Count how many lines in this material contain "Adul". The answer is that number alone.

Stored entries
—————
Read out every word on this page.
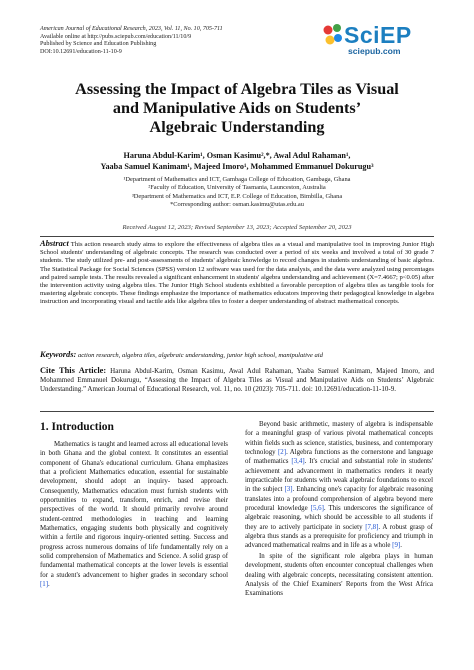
American Journal of Educational Research, 2023, Vol. 11, No. 10, 705-711
Available online at http://pubs.sciepub.com/education/11/10/9
Published by Science and Education Publishing
DOI:10.12691/education-11-10-9
SciEP
sciepub.com
Assessing the Impact of Algebra Tiles as Visual
and Manipulative Aids on Students’
Algebraic Understanding
Haruna Abdul-Karim¹, Osman Kasimu²,*, Awal Adul Rahaman¹,
Yaaba Samuel Kanimam¹, Majeed Imoro¹, Mohammed Emmanuel Dokurugu³
¹Department of Mathematics and ICT, Gambaga College of Education, Gambaga, Ghana
²Faculty of Education, University of Tasmania, Launceston, Australia
³Department of Mathematics and ICT, E.P. College of Education, Bimbilla, Ghana
*Corresponding author: osman.kasimu@utas.edu.au
Received August 12, 2023; Revised September 13, 2023; Accepted September 20, 2023
Abstract This action research study aims to explore the effectiveness of algebra tiles as a visual and manipulative tool in improving Junior High School students' understanding of algebraic concepts. The research was conducted over a period of six weeks and involved a total of 30 grade 7 students. The study utilized pre- and post-assessments of students' algebraic knowledge to record changes in students understanding of basic algebra. The Statistical Package for Social Sciences (SPSS) version 12 software was used for the data analysis, and the data were analyzed using percentages and paired sample tests. The results revealed a significant enhancement in students' algebra understanding and achievement (X=7.4667; p<0.05) after the intervention activity using algebra tiles. The Junior High School students exhibited a favorable perception of algebra tiles as tangible tools for mastering algebraic concepts. These findings emphasize the importance of mathematics educators improving their pedagogical knowledge in algebra instruction and incorporating visual and tactile aids like algebra tiles to foster a deeper understanding of abstract mathematical concepts.
Keywords: action research, algebra tiles, algebraic understanding, junior high school, manipulative aid
Cite This Article: Haruna Abdul-Karim, Osman Kasimu, Awal Adul Rahaman, Yaaba Samuel Kanimam, Majeed Imoro, and Mohammed Emmanuel Dokurugu, “Assessing the Impact of Algebra Tiles as Visual and Manipulative Aids on Students’ Algebraic Understanding.” American Journal of Educational Research, vol. 11, no. 10 (2023): 705-711. doi: 10.12691/education-11-10-9.
1. Introduction

Mathematics is taught and learned across all educational levels in both Ghana and the global context. It constitutes an essential component of Ghana's educational curriculum. Ghana emphasizes that a proficient Mathematics education, essential for sustainable development, should adopt an inquiry- based approach. Consequently, Mathematics education must furnish students with opportunities to expand, transform, enrich, and revise their perspectives of the world. It should primarily revolve around student-centred methodologies in teaching and learning Mathematics, engaging students both physically and cognitively within a fertile and rigorous inquiry-oriented setting. Success and progress across numerous domains of life fundamentally rely on a solid comprehension of Mathematics and Science. A solid grasp of fundamental mathematical concepts at the lower levels is essential for a student's advancement to higher grades in secondary school [1].

Beyond basic arithmetic, mastery of algebra is indispensable for a meaningful grasp of various pivotal mathematical concepts within fields such as science, statistics, business, and contemporary technology [2]. Algebra functions as the cornerstone and language of mathematics [3,4]. It's crucial and substantial role in students' achievement and advancement in mathematics renders it nearly impracticable for students with weak algebraic foundations to excel in the subject [3]. Enhancing one's capacity for algebraic reasoning translates into a profound comprehension of algebra beyond mere procedural knowledge [5,6]. This underscores the significance of algebraic reasoning, which should be accessible to all students if they are to actively participate in society [7,8]. A robust grasp of algebra thus stands as a prerequisite for proficiency and triumph in advanced mathematical realms and in life as a whole [9].

In spite of the significant role algebra plays in human development, students often encounter conceptual challenges when dealing with algebraic concepts, necessitating consistent attention. Analysis of the Chief Examiners' Reports from the West Africa Examinations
—————
▶ _Result_: 2